> [TO DO]: Output the entries below exactly as written, omitting pictures.

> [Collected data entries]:
══════
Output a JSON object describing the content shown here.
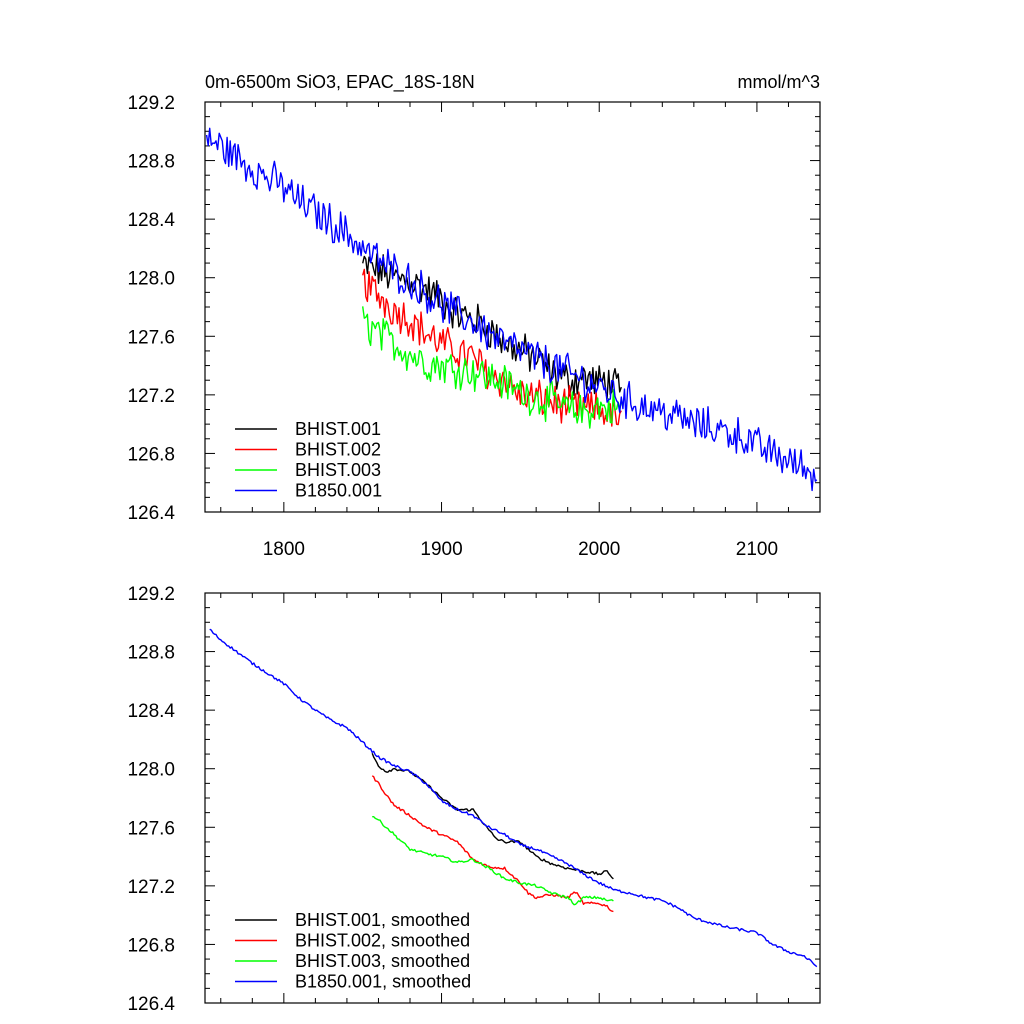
{
  "chart_data": [
    {
      "type": "line",
      "title": "0m-6500m SiO3, EPAC_18S-18N",
      "units": "mmol/m^3",
      "xlabel": "",
      "ylabel": "",
      "xlim": [
        1750,
        2140
      ],
      "ylim": [
        126.4,
        129.2
      ],
      "xticks": [
        1800,
        1900,
        2000,
        2100
      ],
      "yticks": [
        126.4,
        126.8,
        127.2,
        127.6,
        128.0,
        128.4,
        128.8,
        129.2
      ],
      "ytick_labels": [
        "126.4",
        "126.8",
        "127.2",
        "127.6",
        "128.0",
        "128.4",
        "128.8",
        "129.2"
      ],
      "xtick_labels": [
        "1800",
        "1900",
        "2000",
        "2100"
      ],
      "grid": false,
      "legend": "bottom-left",
      "series": [
        {
          "name": "BHIST.001",
          "color": "#000000",
          "x": [
            1850,
            1860,
            1870,
            1880,
            1890,
            1900,
            1910,
            1920,
            1930,
            1940,
            1950,
            1960,
            1970,
            1980,
            1990,
            2000,
            2005,
            2010,
            2014
          ],
          "y": [
            128.08,
            128.05,
            128.0,
            127.98,
            127.92,
            127.85,
            127.75,
            127.72,
            127.65,
            127.55,
            127.5,
            127.45,
            127.35,
            127.3,
            127.32,
            127.28,
            127.3,
            127.25,
            127.2
          ]
        },
        {
          "name": "BHIST.002",
          "color": "#ff0000",
          "x": [
            1850,
            1860,
            1870,
            1880,
            1890,
            1900,
            1910,
            1920,
            1930,
            1940,
            1950,
            1960,
            1970,
            1980,
            1990,
            2000,
            2005,
            2010,
            2014
          ],
          "y": [
            127.98,
            127.88,
            127.78,
            127.72,
            127.62,
            127.55,
            127.5,
            127.45,
            127.35,
            127.3,
            127.2,
            127.18,
            127.15,
            127.12,
            127.1,
            127.1,
            127.08,
            127.05,
            127.02
          ]
        },
        {
          "name": "BHIST.003",
          "color": "#00ff00",
          "x": [
            1850,
            1860,
            1870,
            1880,
            1890,
            1900,
            1910,
            1920,
            1930,
            1940,
            1950,
            1960,
            1970,
            1980,
            1990,
            2000,
            2005,
            2010,
            2014
          ],
          "y": [
            127.7,
            127.62,
            127.55,
            127.48,
            127.42,
            127.4,
            127.38,
            127.36,
            127.32,
            127.28,
            127.22,
            127.18,
            127.15,
            127.1,
            127.08,
            127.12,
            127.1,
            127.12,
            127.1
          ]
        },
        {
          "name": "B1850.001",
          "color": "#0000ff",
          "x": [
            1751,
            1760,
            1770,
            1780,
            1790,
            1800,
            1810,
            1820,
            1830,
            1840,
            1850,
            1860,
            1870,
            1880,
            1890,
            1900,
            1910,
            1920,
            1930,
            1940,
            1950,
            1960,
            1970,
            1980,
            1990,
            2000,
            2010,
            2020,
            2030,
            2040,
            2050,
            2060,
            2070,
            2080,
            2090,
            2100,
            2110,
            2120,
            2130,
            2138
          ],
          "y": [
            128.95,
            128.9,
            128.82,
            128.75,
            128.68,
            128.62,
            128.52,
            128.45,
            128.38,
            128.3,
            128.2,
            128.12,
            128.05,
            127.98,
            127.9,
            127.82,
            127.75,
            127.7,
            127.62,
            127.55,
            127.5,
            127.45,
            127.4,
            127.35,
            127.3,
            127.25,
            127.2,
            127.15,
            127.12,
            127.08,
            127.05,
            127.0,
            126.98,
            126.95,
            126.92,
            126.85,
            126.8,
            126.75,
            126.7,
            126.65
          ]
        }
      ],
      "noise": true
    },
    {
      "type": "line",
      "title": "",
      "xlabel": "",
      "ylabel": "",
      "xlim": [
        1750,
        2140
      ],
      "ylim": [
        126.4,
        129.2
      ],
      "xticks": [
        1800,
        1900,
        2000,
        2100
      ],
      "yticks": [
        126.4,
        126.8,
        127.2,
        127.6,
        128.0,
        128.4,
        128.8,
        129.2
      ],
      "ytick_labels": [
        "126.4",
        "126.8",
        "127.2",
        "127.6",
        "128.0",
        "128.4",
        "128.8",
        "129.2"
      ],
      "grid": false,
      "legend": "bottom-left",
      "series": [
        {
          "name": "BHIST.001, smoothed",
          "color": "#000000",
          "x": [
            1856,
            1860,
            1865,
            1870,
            1880,
            1890,
            1900,
            1910,
            1920,
            1925,
            1930,
            1935,
            1940,
            1950,
            1960,
            1970,
            1980,
            1990,
            2000,
            2005,
            2009
          ],
          "y": [
            128.1,
            128.02,
            127.98,
            128.0,
            127.98,
            127.9,
            127.8,
            127.72,
            127.72,
            127.65,
            127.58,
            127.52,
            127.5,
            127.5,
            127.4,
            127.35,
            127.32,
            127.3,
            127.28,
            127.3,
            127.25
          ]
        },
        {
          "name": "BHIST.002, smoothed",
          "color": "#ff0000",
          "x": [
            1856,
            1860,
            1865,
            1870,
            1880,
            1890,
            1900,
            1910,
            1920,
            1930,
            1940,
            1950,
            1955,
            1960,
            1970,
            1980,
            1985,
            1990,
            2000,
            2005,
            2009
          ],
          "y": [
            127.95,
            127.9,
            127.82,
            127.75,
            127.68,
            127.6,
            127.55,
            127.5,
            127.38,
            127.33,
            127.32,
            127.22,
            127.15,
            127.12,
            127.14,
            127.12,
            127.16,
            127.08,
            127.08,
            127.06,
            127.02
          ]
        },
        {
          "name": "BHIST.003, smoothed",
          "color": "#00ff00",
          "x": [
            1856,
            1860,
            1870,
            1880,
            1890,
            1900,
            1910,
            1920,
            1930,
            1940,
            1950,
            1960,
            1970,
            1980,
            1985,
            1990,
            2000,
            2005,
            2009
          ],
          "y": [
            127.68,
            127.65,
            127.55,
            127.45,
            127.42,
            127.4,
            127.36,
            127.38,
            127.32,
            127.25,
            127.22,
            127.2,
            127.15,
            127.12,
            127.07,
            127.12,
            127.12,
            127.1,
            127.1
          ]
        },
        {
          "name": "B1850.001, smoothed",
          "color": "#0000ff",
          "x": [
            1753,
            1760,
            1770,
            1780,
            1790,
            1800,
            1810,
            1820,
            1830,
            1840,
            1850,
            1860,
            1870,
            1880,
            1890,
            1900,
            1910,
            1920,
            1930,
            1940,
            1950,
            1960,
            1970,
            1980,
            1990,
            2000,
            2010,
            2020,
            2030,
            2040,
            2050,
            2060,
            2070,
            2080,
            2090,
            2100,
            2110,
            2120,
            2130,
            2138
          ],
          "y": [
            128.95,
            128.88,
            128.8,
            128.72,
            128.65,
            128.58,
            128.48,
            128.4,
            128.33,
            128.28,
            128.18,
            128.08,
            128.02,
            127.98,
            127.9,
            127.78,
            127.72,
            127.68,
            127.6,
            127.55,
            127.48,
            127.45,
            127.4,
            127.35,
            127.28,
            127.22,
            127.17,
            127.15,
            127.12,
            127.1,
            127.05,
            126.98,
            126.95,
            126.92,
            126.9,
            126.88,
            126.8,
            126.75,
            126.72,
            126.65
          ]
        }
      ],
      "noise": false
    }
  ]
}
══════
> [OUTPUT FOR THIS TASK]:
Output a JSON object describing the content shown here.
{
  "chart_data": [
    {
      "type": "line",
      "title": "0m-6500m SiO3, EPAC_18S-18N",
      "units": "mmol/m^3",
      "xlabel": "",
      "ylabel": "",
      "xlim": [
        1750,
        2140
      ],
      "ylim": [
        126.4,
        129.2
      ],
      "xticks": [
        1800,
        1900,
        2000,
        2100
      ],
      "yticks": [
        126.4,
        126.8,
        127.2,
        127.6,
        128.0,
        128.4,
        128.8,
        129.2
      ],
      "ytick_labels": [
        "126.4",
        "126.8",
        "127.2",
        "127.6",
        "128.0",
        "128.4",
        "128.8",
        "129.2"
      ],
      "xtick_labels": [
        "1800",
        "1900",
        "2000",
        "2100"
      ],
      "grid": false,
      "legend": "bottom-left",
      "series": [
        {
          "name": "BHIST.001",
          "color": "#000000",
          "x": [
            1850,
            1860,
            1870,
            1880,
            1890,
            1900,
            1910,
            1920,
            1930,
            1940,
            1950,
            1960,
            1970,
            1980,
            1990,
            2000,
            2005,
            2010,
            2014
          ],
          "y": [
            128.08,
            128.05,
            128.0,
            127.98,
            127.92,
            127.85,
            127.75,
            127.72,
            127.65,
            127.55,
            127.5,
            127.45,
            127.35,
            127.3,
            127.32,
            127.28,
            127.3,
            127.25,
            127.2
          ]
        },
        {
          "name": "BHIST.002",
          "color": "#ff0000",
          "x": [
            1850,
            1860,
            1870,
            1880,
            1890,
            1900,
            1910,
            1920,
            1930,
            1940,
            1950,
            1960,
            1970,
            1980,
            1990,
            2000,
            2005,
            2010,
            2014
          ],
          "y": [
            127.98,
            127.88,
            127.78,
            127.72,
            127.62,
            127.55,
            127.5,
            127.45,
            127.35,
            127.3,
            127.2,
            127.18,
            127.15,
            127.12,
            127.1,
            127.1,
            127.08,
            127.05,
            127.02
          ]
        },
        {
          "name": "BHIST.003",
          "color": "#00ff00",
          "x": [
            1850,
            1860,
            1870,
            1880,
            1890,
            1900,
            1910,
            1920,
            1930,
            1940,
            1950,
            1960,
            1970,
            1980,
            1990,
            2000,
            2005,
            2010,
            2014
          ],
          "y": [
            127.7,
            127.62,
            127.55,
            127.48,
            127.42,
            127.4,
            127.38,
            127.36,
            127.32,
            127.28,
            127.22,
            127.18,
            127.15,
            127.1,
            127.08,
            127.12,
            127.1,
            127.12,
            127.1
          ]
        },
        {
          "name": "B1850.001",
          "color": "#0000ff",
          "x": [
            1751,
            1760,
            1770,
            1780,
            1790,
            1800,
            1810,
            1820,
            1830,
            1840,
            1850,
            1860,
            1870,
            1880,
            1890,
            1900,
            1910,
            1920,
            1930,
            1940,
            1950,
            1960,
            1970,
            1980,
            1990,
            2000,
            2010,
            2020,
            2030,
            2040,
            2050,
            2060,
            2070,
            2080,
            2090,
            2100,
            2110,
            2120,
            2130,
            2138
          ],
          "y": [
            128.95,
            128.9,
            128.82,
            128.75,
            128.68,
            128.62,
            128.52,
            128.45,
            128.38,
            128.3,
            128.2,
            128.12,
            128.05,
            127.98,
            127.9,
            127.82,
            127.75,
            127.7,
            127.62,
            127.55,
            127.5,
            127.45,
            127.4,
            127.35,
            127.3,
            127.25,
            127.2,
            127.15,
            127.12,
            127.08,
            127.05,
            127.0,
            126.98,
            126.95,
            126.92,
            126.85,
            126.8,
            126.75,
            126.7,
            126.65
          ]
        }
      ],
      "noise": true
    },
    {
      "type": "line",
      "title": "",
      "xlabel": "",
      "ylabel": "",
      "xlim": [
        1750,
        2140
      ],
      "ylim": [
        126.4,
        129.2
      ],
      "xticks": [
        1800,
        1900,
        2000,
        2100
      ],
      "yticks": [
        126.4,
        126.8,
        127.2,
        127.6,
        128.0,
        128.4,
        128.8,
        129.2
      ],
      "ytick_labels": [
        "126.4",
        "126.8",
        "127.2",
        "127.6",
        "128.0",
        "128.4",
        "128.8",
        "129.2"
      ],
      "grid": false,
      "legend": "bottom-left",
      "series": [
        {
          "name": "BHIST.001, smoothed",
          "color": "#000000",
          "x": [
            1856,
            1860,
            1865,
            1870,
            1880,
            1890,
            1900,
            1910,
            1920,
            1925,
            1930,
            1935,
            1940,
            1950,
            1960,
            1970,
            1980,
            1990,
            2000,
            2005,
            2009
          ],
          "y": [
            128.1,
            128.02,
            127.98,
            128.0,
            127.98,
            127.9,
            127.8,
            127.72,
            127.72,
            127.65,
            127.58,
            127.52,
            127.5,
            127.5,
            127.4,
            127.35,
            127.32,
            127.3,
            127.28,
            127.3,
            127.25
          ]
        },
        {
          "name": "BHIST.002, smoothed",
          "color": "#ff0000",
          "x": [
            1856,
            1860,
            1865,
            1870,
            1880,
            1890,
            1900,
            1910,
            1920,
            1930,
            1940,
            1950,
            1955,
            1960,
            1970,
            1980,
            1985,
            1990,
            2000,
            2005,
            2009
          ],
          "y": [
            127.95,
            127.9,
            127.82,
            127.75,
            127.68,
            127.6,
            127.55,
            127.5,
            127.38,
            127.33,
            127.32,
            127.22,
            127.15,
            127.12,
            127.14,
            127.12,
            127.16,
            127.08,
            127.08,
            127.06,
            127.02
          ]
        },
        {
          "name": "BHIST.003, smoothed",
          "color": "#00ff00",
          "x": [
            1856,
            1860,
            1870,
            1880,
            1890,
            1900,
            1910,
            1920,
            1930,
            1940,
            1950,
            1960,
            1970,
            1980,
            1985,
            1990,
            2000,
            2005,
            2009
          ],
          "y": [
            127.68,
            127.65,
            127.55,
            127.45,
            127.42,
            127.4,
            127.36,
            127.38,
            127.32,
            127.25,
            127.22,
            127.2,
            127.15,
            127.12,
            127.07,
            127.12,
            127.12,
            127.1,
            127.1
          ]
        },
        {
          "name": "B1850.001, smoothed",
          "color": "#0000ff",
          "x": [
            1753,
            1760,
            1770,
            1780,
            1790,
            1800,
            1810,
            1820,
            1830,
            1840,
            1850,
            1860,
            1870,
            1880,
            1890,
            1900,
            1910,
            1920,
            1930,
            1940,
            1950,
            1960,
            1970,
            1980,
            1990,
            2000,
            2010,
            2020,
            2030,
            2040,
            2050,
            2060,
            2070,
            2080,
            2090,
            2100,
            2110,
            2120,
            2130,
            2138
          ],
          "y": [
            128.95,
            128.88,
            128.8,
            128.72,
            128.65,
            128.58,
            128.48,
            128.4,
            128.33,
            128.28,
            128.18,
            128.08,
            128.02,
            127.98,
            127.9,
            127.78,
            127.72,
            127.68,
            127.6,
            127.55,
            127.48,
            127.45,
            127.4,
            127.35,
            127.28,
            127.22,
            127.17,
            127.15,
            127.12,
            127.1,
            127.05,
            126.98,
            126.95,
            126.92,
            126.9,
            126.88,
            126.8,
            126.75,
            126.72,
            126.65
          ]
        }
      ],
      "noise": false
    }
  ]
}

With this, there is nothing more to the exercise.